__Required work__: Quote the records that follow in full and exactly; leave out the pictures.

Dataset entries:
::::

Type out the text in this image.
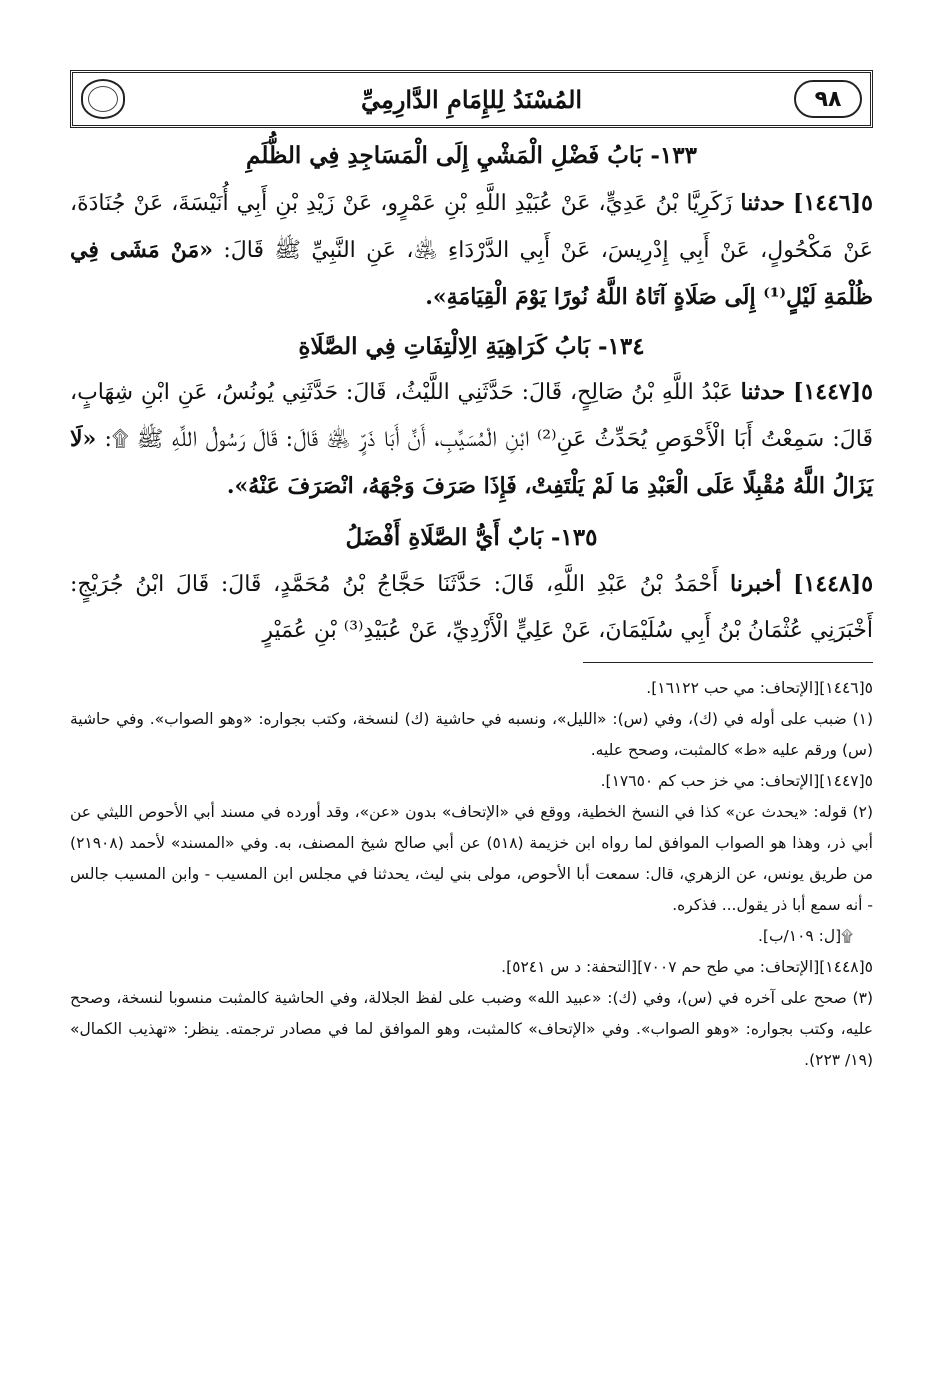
٩٨
المُسْنَدُ لِلإِمَامِ الدَّارِمِيِّ
١٣٣-بَابُ فَضْلِ الْمَشْيِ إِلَى الْمَسَاجِدِ فِي الظُّلَمِ

٥[١٤٤٦] حدثنا زَكَرِيَّا بْنُ عَدِيٍّ، عَنْ عُبَيْدِ اللَّهِ بْنِ عَمْرٍو، عَنْ زَيْدِ بْنِ أَبِي أُنَيْسَةَ، عَنْ جُنَادَةَ، عَنْ مَكْحُولٍ، عَنْ أَبِي إِدْرِيسَ، عَنْ أَبِي الدَّرْدَاءِ ﵁، عَنِ النَّبِيِّ ﷺ قَالَ: «مَنْ مَشَى فِي ظُلْمَةِ لَيْلٍ⁽¹⁾ إِلَى صَلَاةٍ آتَاهُ اللَّهُ نُورًا يَوْمَ الْقِيَامَةِ».

١٣٤-بَابُ كَرَاهِيَةِ الِالْتِفَاتِ فِي الصَّلَاةِ

٥[١٤٤٧] حدثنا عَبْدُ اللَّهِ بْنُ صَالِحٍ، قَالَ: حَدَّثَنِي اللَّيْثُ، قَالَ: حَدَّثَنِي يُونُسُ، عَنِ ابْنِ شِهَابٍ، قَالَ: سَمِعْتُ أَبَا الْأَحْوَصِ يُحَدِّثُ عَنِ⁽²⁾ ابْنِ الْمُسَيَّبِ، أَنَّ أَبَا ذَرٍّ ﵁ قَالَ: قَالَ رَسُولُ اللَّهِ ﷺ ۩: «لَا يَزَالُ اللَّهُ مُقْبِلًا عَلَى الْعَبْدِ مَا لَمْ يَلْتَفِتْ، فَإِذَا صَرَفَ وَجْهَهُ، انْصَرَفَ عَنْهُ».

١٣٥-بَابٌ أَيُّ الصَّلَاةِ أَفْضَلُ

٥[١٤٤٨] أخبرنا أَحْمَدُ بْنُ عَبْدِ اللَّهِ، قَالَ: حَدَّثَنَا حَجَّاجُ بْنُ مُحَمَّدٍ، قَالَ: قَالَ ابْنُ جُرَيْجٍ: أَخْبَرَنِي عُثْمَانُ بْنُ أَبِي سُلَيْمَانَ، عَنْ عَلِيٍّ الْأَزْدِيِّ، عَنْ عُبَيْدِ⁽³⁾ بْنِ عُمَيْرٍ

٥[١٤٤٦][الإتحاف: مي حب ١٦١٢٢].

(١) ضبب على أوله في (ك)، وفي (س): «الليل»، ونسبه في حاشية (ك) لنسخة، وكتب بجواره: «وهو الصواب». وفي حاشية (س) ورقم عليه «ط» كالمثبت، وصحح عليه.

٥[١٤٤٧][الإتحاف: مي خز حب كم ١٧٦٥٠].

(٢) قوله: «يحدث عن» كذا في النسخ الخطية، ووقع في «الإتحاف» بدون «عن»، وقد أورده في مسند أبي الأحوص الليثي عن أبي ذر، وهذا هو الصواب الموافق لما رواه ابن خزيمة (٥١٨) عن أبي صالح شيخ المصنف، به. وفي «المسند» لأحمد (٢١٩٠٨) من طريق يونس، عن الزهري، قال: سمعت أبا الأحوص، مولى بني ليث، يحدثنا في مجلس ابن المسيب - وابن المسيب جالس - أنه سمع أبا ذر يقول... فذكره.

۩[ل: ١٠٩/ب].

٥[١٤٤٨][الإتحاف: مي طح حم ٧٠٠٧][التحفة: د س ٥٢٤١].

(٣) صحح على آخره في (س)، وفي (ك): «عبيد الله» وضبب على لفظ الجلالة، وفي الحاشية كالمثبت منسوبا لنسخة، وصحح عليه، وكتب بجواره: «وهو الصواب». وفي «الإتحاف» كالمثبت، وهو الموافق لما في مصادر ترجمته. ينظر: «تهذيب الكمال» (١٩/ ٢٢٣).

::::

__Response for this exercise__:
Type out the text in this image.
٩٨
المُسْنَدُ لِلإِمَامِ الدَّارِمِيِّ
١٣٣-بَابُ فَضْلِ الْمَشْيِ إِلَى الْمَسَاجِدِ فِي الظُّلَمِ

٥[١٤٤٦] حدثنا زَكَرِيَّا بْنُ عَدِيٍّ، عَنْ عُبَيْدِ اللَّهِ بْنِ عَمْرٍو، عَنْ زَيْدِ بْنِ أَبِي أُنَيْسَةَ، عَنْ جُنَادَةَ، عَنْ مَكْحُولٍ، عَنْ أَبِي إِدْرِيسَ، عَنْ أَبِي الدَّرْدَاءِ ﵁، عَنِ النَّبِيِّ ﷺ قَالَ: «مَنْ مَشَى فِي ظُلْمَةِ لَيْلٍ⁽¹⁾ إِلَى صَلَاةٍ آتَاهُ اللَّهُ نُورًا يَوْمَ الْقِيَامَةِ».

١٣٤-بَابُ كَرَاهِيَةِ الِالْتِفَاتِ فِي الصَّلَاةِ

٥[١٤٤٧] حدثنا عَبْدُ اللَّهِ بْنُ صَالِحٍ، قَالَ: حَدَّثَنِي اللَّيْثُ، قَالَ: حَدَّثَنِي يُونُسُ، عَنِ ابْنِ شِهَابٍ، قَالَ: سَمِعْتُ أَبَا الْأَحْوَصِ يُحَدِّثُ عَنِ⁽²⁾ ابْنِ الْمُسَيَّبِ، أَنَّ أَبَا ذَرٍّ ﵁ قَالَ: قَالَ رَسُولُ اللَّهِ ﷺ ۩: «لَا يَزَالُ اللَّهُ مُقْبِلًا عَلَى الْعَبْدِ مَا لَمْ يَلْتَفِتْ، فَإِذَا صَرَفَ وَجْهَهُ، انْصَرَفَ عَنْهُ».

١٣٥-بَابٌ أَيُّ الصَّلَاةِ أَفْضَلُ

٥[١٤٤٨] أخبرنا أَحْمَدُ بْنُ عَبْدِ اللَّهِ، قَالَ: حَدَّثَنَا حَجَّاجُ بْنُ مُحَمَّدٍ، قَالَ: قَالَ ابْنُ جُرَيْجٍ: أَخْبَرَنِي عُثْمَانُ بْنُ أَبِي سُلَيْمَانَ، عَنْ عَلِيٍّ الْأَزْدِيِّ، عَنْ عُبَيْدِ⁽³⁾ بْنِ عُمَيْرٍ

٥[١٤٤٦][الإتحاف: مي حب ١٦١٢٢].

(١) ضبب على أوله في (ك)، وفي (س): «الليل»، ونسبه في حاشية (ك) لنسخة، وكتب بجواره: «وهو الصواب». وفي حاشية (س) ورقم عليه «ط» كالمثبت، وصحح عليه.

٥[١٤٤٧][الإتحاف: مي خز حب كم ١٧٦٥٠].

(٢) قوله: «يحدث عن» كذا في النسخ الخطية، ووقع في «الإتحاف» بدون «عن»، وقد أورده في مسند أبي الأحوص الليثي عن أبي ذر، وهذا هو الصواب الموافق لما رواه ابن خزيمة (٥١٨) عن أبي صالح شيخ المصنف، به. وفي «المسند» لأحمد (٢١٩٠٨) من طريق يونس، عن الزهري، قال: سمعت أبا الأحوص، مولى بني ليث، يحدثنا في مجلس ابن المسيب - وابن المسيب جالس - أنه سمع أبا ذر يقول... فذكره.

۩[ل: ١٠٩/ب].

٥[١٤٤٨][الإتحاف: مي طح حم ٧٠٠٧][التحفة: د س ٥٢٤١].

(٣) صحح على آخره في (س)، وفي (ك): «عبيد الله» وضبب على لفظ الجلالة، وفي الحاشية كالمثبت منسوبا لنسخة، وصحح عليه، وكتب بجواره: «وهو الصواب». وفي «الإتحاف» كالمثبت، وهو الموافق لما في مصادر ترجمته. ينظر: «تهذيب الكمال» (١٩/ ٢٢٣).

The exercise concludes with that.